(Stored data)
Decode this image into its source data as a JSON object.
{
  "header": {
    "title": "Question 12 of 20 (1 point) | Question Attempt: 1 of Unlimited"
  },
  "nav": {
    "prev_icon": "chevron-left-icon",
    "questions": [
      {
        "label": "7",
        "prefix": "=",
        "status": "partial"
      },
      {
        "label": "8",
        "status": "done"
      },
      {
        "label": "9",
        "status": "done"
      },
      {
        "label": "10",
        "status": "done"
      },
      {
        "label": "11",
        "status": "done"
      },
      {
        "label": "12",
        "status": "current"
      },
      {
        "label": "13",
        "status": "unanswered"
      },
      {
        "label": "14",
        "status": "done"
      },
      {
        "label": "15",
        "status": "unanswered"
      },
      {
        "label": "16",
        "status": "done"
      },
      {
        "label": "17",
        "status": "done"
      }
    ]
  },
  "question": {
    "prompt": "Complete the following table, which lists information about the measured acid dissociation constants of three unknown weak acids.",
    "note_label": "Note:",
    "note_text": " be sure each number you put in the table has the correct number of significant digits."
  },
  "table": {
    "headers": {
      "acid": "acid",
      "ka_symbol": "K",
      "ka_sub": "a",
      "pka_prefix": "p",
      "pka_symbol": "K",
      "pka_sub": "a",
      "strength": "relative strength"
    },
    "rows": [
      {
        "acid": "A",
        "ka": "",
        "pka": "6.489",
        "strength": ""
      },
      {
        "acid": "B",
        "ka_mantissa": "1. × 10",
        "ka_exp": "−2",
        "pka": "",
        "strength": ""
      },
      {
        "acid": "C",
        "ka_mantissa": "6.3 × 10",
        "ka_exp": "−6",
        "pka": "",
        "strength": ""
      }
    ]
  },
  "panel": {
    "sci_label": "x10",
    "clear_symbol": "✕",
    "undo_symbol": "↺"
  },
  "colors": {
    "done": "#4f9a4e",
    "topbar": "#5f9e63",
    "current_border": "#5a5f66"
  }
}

Aim: Transcribe all entries exactly as they are given.

Exercise result:
Decode this image into its source data as a JSON object.
{
  "header": {
    "title": "Question 12 of 20 (1 point) | Question Attempt: 1 of Unlimited"
  },
  "nav": {
    "prev_icon": "chevron-left-icon",
    "questions": [
      {
        "label": "7",
        "prefix": "=",
        "status": "partial"
      },
      {
        "label": "8",
        "status": "done"
      },
      {
        "label": "9",
        "status": "done"
      },
      {
        "label": "10",
        "status": "done"
      },
      {
        "label": "11",
        "status": "done"
      },
      {
        "label": "12",
        "status": "current"
      },
      {
        "label": "13",
        "status": "unanswered"
      },
      {
        "label": "14",
        "status": "done"
      },
      {
        "label": "15",
        "status": "unanswered"
      },
      {
        "label": "16",
        "status": "done"
      },
      {
        "label": "17",
        "status": "done"
      }
    ]
  },
  "question": {
    "prompt": "Complete the following table, which lists information about the measured acid dissociation constants of three unknown weak acids.",
    "note_label": "Note:",
    "note_text": " be sure each number you put in the table has the correct number of significant digits."
  },
  "table": {
    "headers": {
      "acid": "acid",
      "ka_symbol": "K",
      "ka_sub": "a",
      "pka_prefix": "p",
      "pka_symbol": "K",
      "pka_sub": "a",
      "strength": "relative strength"
    },
    "rows": [
      {
        "acid": "A",
        "ka": "",
        "pka": "6.489",
        "strength": ""
      },
      {
        "acid": "B",
        "ka_mantissa": "1. × 10",
        "ka_exp": "−2",
        "pka": "",
        "strength": ""
      },
      {
        "acid": "C",
        "ka_mantissa": "6.3 × 10",
        "ka_exp": "−6",
        "pka": "",
        "strength": ""
      }
    ]
  },
  "panel": {
    "sci_label": "x10",
    "clear_symbol": "✕",
    "undo_symbol": "↺"
  },
  "colors": {
    "done": "#4f9a4e",
    "topbar": "#5f9e63",
    "current_border": "#5a5f66"
  }
}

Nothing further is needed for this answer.